#### [Dataset records]
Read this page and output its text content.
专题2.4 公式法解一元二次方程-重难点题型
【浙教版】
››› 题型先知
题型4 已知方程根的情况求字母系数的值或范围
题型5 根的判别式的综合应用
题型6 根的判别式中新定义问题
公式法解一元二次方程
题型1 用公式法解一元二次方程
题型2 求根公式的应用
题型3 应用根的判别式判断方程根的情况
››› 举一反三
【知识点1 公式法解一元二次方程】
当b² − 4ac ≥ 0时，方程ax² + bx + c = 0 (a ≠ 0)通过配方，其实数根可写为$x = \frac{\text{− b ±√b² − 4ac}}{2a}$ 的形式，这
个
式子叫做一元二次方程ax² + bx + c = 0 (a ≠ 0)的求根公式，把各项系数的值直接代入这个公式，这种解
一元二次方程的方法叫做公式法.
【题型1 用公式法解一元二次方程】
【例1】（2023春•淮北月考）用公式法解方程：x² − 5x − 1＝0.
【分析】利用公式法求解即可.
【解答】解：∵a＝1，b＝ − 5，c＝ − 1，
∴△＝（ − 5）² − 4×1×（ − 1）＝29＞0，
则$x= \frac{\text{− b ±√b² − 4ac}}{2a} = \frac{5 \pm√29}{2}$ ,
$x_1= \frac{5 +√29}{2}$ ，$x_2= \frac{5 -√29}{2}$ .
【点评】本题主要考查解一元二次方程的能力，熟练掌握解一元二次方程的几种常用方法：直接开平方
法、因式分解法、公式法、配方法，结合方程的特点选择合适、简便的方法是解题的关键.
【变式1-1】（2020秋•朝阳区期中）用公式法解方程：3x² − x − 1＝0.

#### [Given task]
Exactly as shown above, return every record.

#### [Result of this exercise]
Read this page and output its text content.
专题2.4 公式法解一元二次方程-重难点题型
【浙教版】
››› 题型先知
题型4 已知方程根的情况求字母系数的值或范围
题型5 根的判别式的综合应用
题型6 根的判别式中新定义问题
公式法解一元二次方程
题型1 用公式法解一元二次方程
题型2 求根公式的应用
题型3 应用根的判别式判断方程根的情况
››› 举一反三
【知识点1 公式法解一元二次方程】
当b² − 4ac ≥ 0时，方程ax² + bx + c = 0 (a ≠ 0)通过配方，其实数根可写为$x = \frac{\text{− b ±√b² − 4ac}}{2a}$ 的形式，这
个
式子叫做一元二次方程ax² + bx + c = 0 (a ≠ 0)的求根公式，把各项系数的值直接代入这个公式，这种解
一元二次方程的方法叫做公式法.
【题型1 用公式法解一元二次方程】
【例1】（2023春•淮北月考）用公式法解方程：x² − 5x − 1＝0.
【分析】利用公式法求解即可.
【解答】解：∵a＝1，b＝ − 5，c＝ − 1，
∴△＝（ − 5）² − 4×1×（ − 1）＝29＞0，
则$x= \frac{\text{− b ±√b² − 4ac}}{2a} = \frac{5 \pm√29}{2}$ ,
$x_1= \frac{5 +√29}{2}$ ，$x_2= \frac{5 -√29}{2}$ .
【点评】本题主要考查解一元二次方程的能力，熟练掌握解一元二次方程的几种常用方法：直接开平方
法、因式分解法、公式法、配方法，结合方程的特点选择合适、简便的方法是解题的关键.
【变式1-1】（2020秋•朝阳区期中）用公式法解方程：3x² − x − 1＝0.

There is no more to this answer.